* **Request**: Select and copy out every line in the records containing "same".

————

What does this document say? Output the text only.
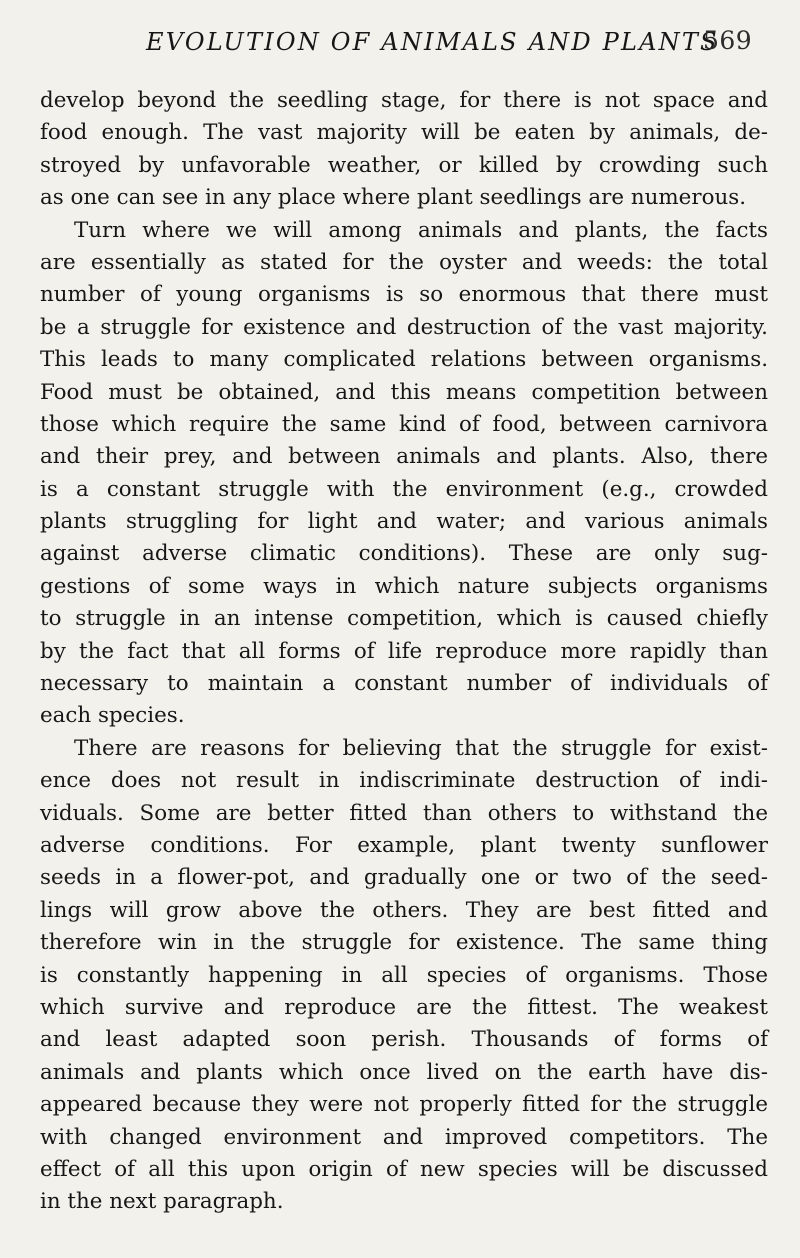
EVOLUTION OF ANIMALS AND PLANTS
569
develop beyond the seedling stage, for there is not space and
food enough. The vast majority will be eaten by animals, de-
stroyed by unfavorable weather, or killed by crowding such
as one can see in any place where plant seedlings are numerous.
Turn where we will among animals and plants, the facts
are essentially as stated for the oyster and weeds: the total
number of young organisms is so enormous that there must
be a struggle for existence and destruction of the vast majority.
This leads to many complicated relations between organisms.
Food must be obtained, and this means competition between
those which require the same kind of food, between carnivora
and their prey, and between animals and plants. Also, there
is a constant struggle with the environment (e.g., crowded
plants struggling for light and water; and various animals
against adverse climatic conditions). These are only sug-
gestions of some ways in which nature subjects organisms
to struggle in an intense competition, which is caused chiefly
by the fact that all forms of life reproduce more rapidly than
necessary to maintain a constant number of individuals of
each species.
There are reasons for believing that the struggle for exist-
ence does not result in indiscriminate destruction of indi-
viduals. Some are better fitted than others to withstand the
adverse conditions. For example, plant twenty sunflower
seeds in a flower-pot, and gradually one or two of the seed-
lings will grow above the others. They are best fitted and
therefore win in the struggle for existence. The same thing
is constantly happening in all species of organisms. Those
which survive and reproduce are the fittest. The weakest
and least adapted soon perish. Thousands of forms of
animals and plants which once lived on the earth have dis-
appeared because they were not properly fitted for the struggle
with changed environment and improved competitors. The
effect of all this upon origin of new species will be discussed
in the next paragraph.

————

* **Expected answer**:
those which require the same kind of food, between carnivora
therefore win in the struggle for existence. The same thing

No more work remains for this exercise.